**Task:** Locate the lines of the listing below that hold "text", then copy each of them.

**Material:**
◆ ◆ ◆ ◆ ◆
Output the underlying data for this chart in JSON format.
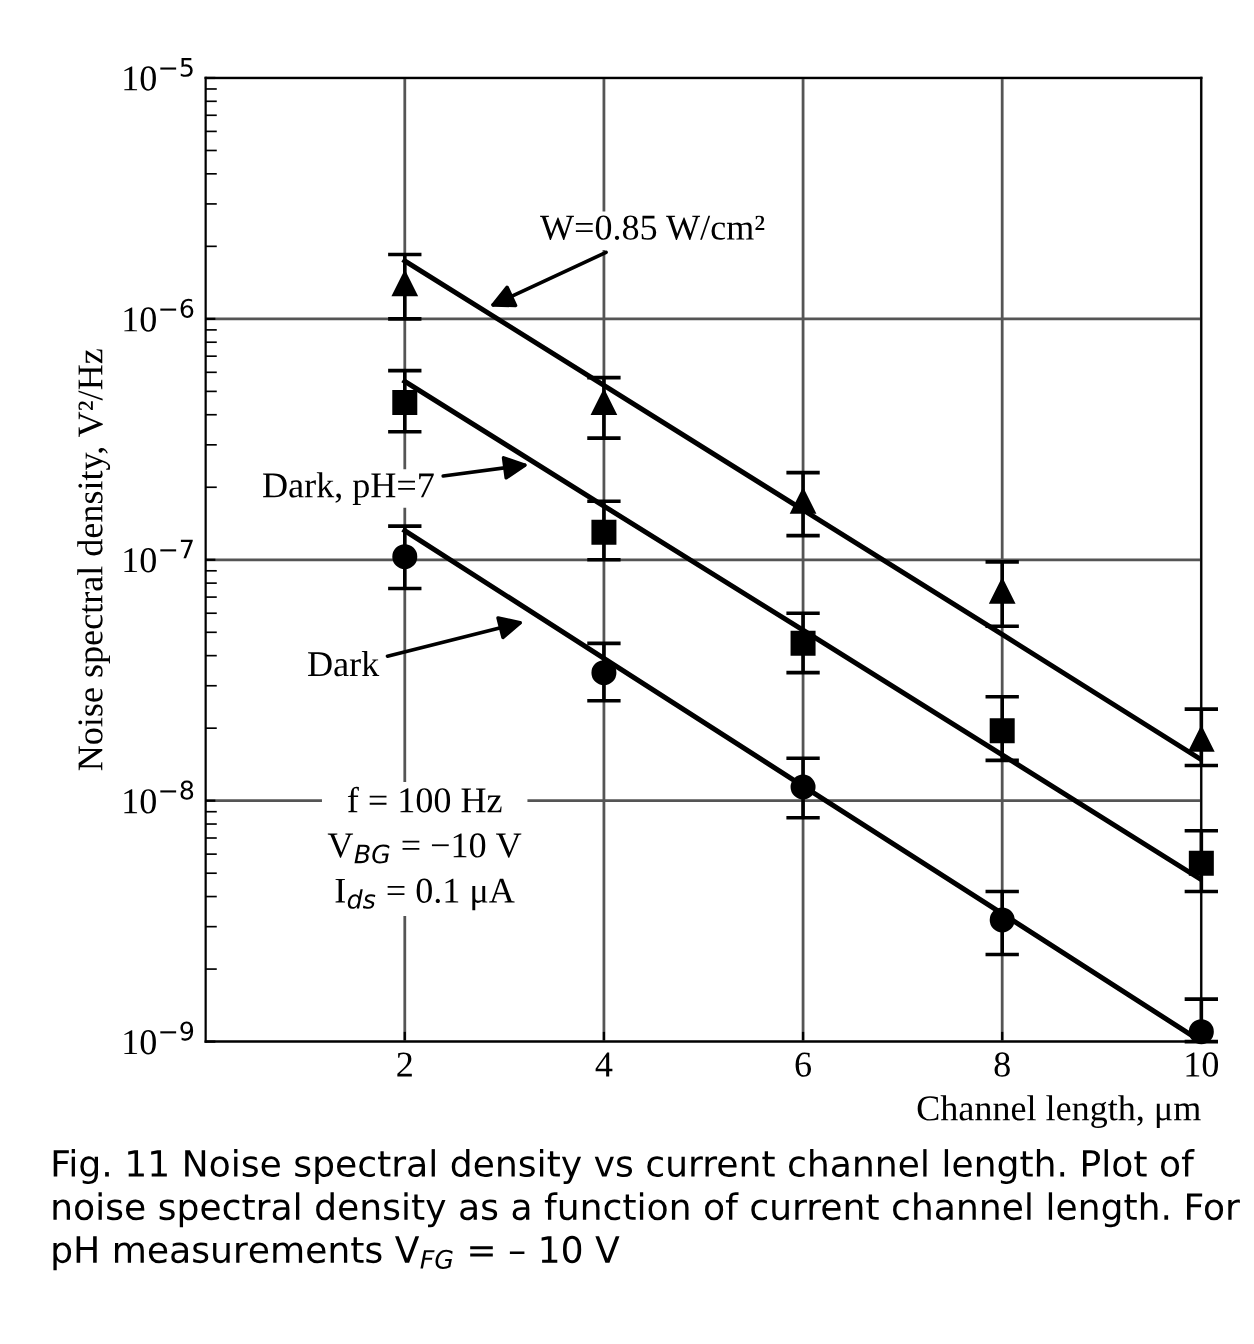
{
  "chart_data": {
    "type": "scatter",
    "xlabel": "Channel length, μm",
    "ylabel": "Noise spectral density, V²/Hz",
    "x": [
      2,
      4,
      6,
      8,
      10
    ],
    "series": [
      {
        "marker": "triangle",
        "color": "#000000",
        "values": [
          1.4e-06,
          4.5e-07,
          1.75e-07,
          7.4e-08,
          1.8e-08
        ],
        "errors": [
          [
            1e-06,
            1.85e-06
          ],
          [
            3.2e-07,
            5.7e-07
          ],
          [
            1.26e-07,
            2.3e-07
          ],
          [
            5.3e-08,
            9.8e-08
          ],
          [
            1.4e-08,
            2.4e-08
          ]
        ]
      },
      {
        "marker": "square",
        "color": "#000000",
        "values": [
          4.5e-07,
          1.3e-07,
          4.5e-08,
          1.95e-08,
          5.5e-09
        ],
        "errors": [
          [
            3.4e-07,
            6.1e-07
          ],
          [
            1e-07,
            1.75e-07
          ],
          [
            3.4e-08,
            6e-08
          ],
          [
            1.47e-08,
            2.7e-08
          ],
          [
            4.2e-09,
            7.5e-09
          ]
        ]
      },
      {
        "marker": "circle",
        "color": "#000000",
        "values": [
          1.03e-07,
          3.4e-08,
          1.14e-08,
          3.2e-09,
          1.1e-09
        ],
        "errors": [
          [
            7.6e-08,
            1.38e-07
          ],
          [
            2.6e-08,
            4.5e-08
          ],
          [
            8.5e-09,
            1.5e-08
          ],
          [
            2.3e-09,
            4.2e-09
          ],
          [
            1e-09,
            1.5e-09
          ]
        ]
      },
      {
        "type": "line",
        "marker": "none",
        "color": "#000000",
        "values": [
          1.74e-06,
          5.3e-07,
          1.61e-07,
          4.9e-08,
          1.48e-08
        ]
      },
      {
        "type": "line",
        "marker": "none",
        "color": "#000000",
        "values": [
          5.5e-07,
          1.67e-07,
          5.1e-08,
          1.55e-08,
          4.7e-09
        ]
      },
      {
        "type": "line",
        "marker": "none",
        "color": "#000000",
        "values": [
          1.32e-07,
          3.9e-08,
          1.15e-08,
          3.4e-09,
          1e-09
        ]
      }
    ],
    "log": "y",
    "grid": true,
    "xlim": [
      0,
      10
    ],
    "xticks": [
      2,
      4,
      6,
      8,
      10
    ],
    "ylim": [
      1e-09,
      1e-05
    ],
    "yticks": [
      {
        "value": 1e-09,
        "label": "10$^{−9}$"
      },
      {
        "value": 1e-08,
        "label": "10$^{−8}$"
      },
      {
        "value": 1e-07,
        "label": "10$^{−7}$"
      },
      {
        "value": 1e-06,
        "label": "10$^{−6}$"
      },
      {
        "value": 1e-05,
        "label": "10$^{−5}$"
      }
    ],
    "annotations": [
      {
        "text": "W=0.85 W/cm²",
        "x": 2.8,
        "y": 1.1e-06
      },
      {
        "text": "Dark, pH=7",
        "x": 3.3,
        "y": 2.5e-07
      },
      {
        "text": "Dark",
        "x": 3.25,
        "y": 5.6e-08
      },
      "f = 100 Hz\nV$_{BG}$ = −10 V\nI$_{ds}$ = 0.1 μA",
      "Fig. 11 Noise spectral density vs current channel length. Plot of noise spectral density as a function of current channel length. For pH measurements V$_{FG}$ = – 10 V"
    ]
  }
}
◆ ◆ ◆ ◆ ◆
**Written response:**
        "text": "W=0.85 W/cm²",
        "text": "Dark, pH=7",
        "text": "Dark",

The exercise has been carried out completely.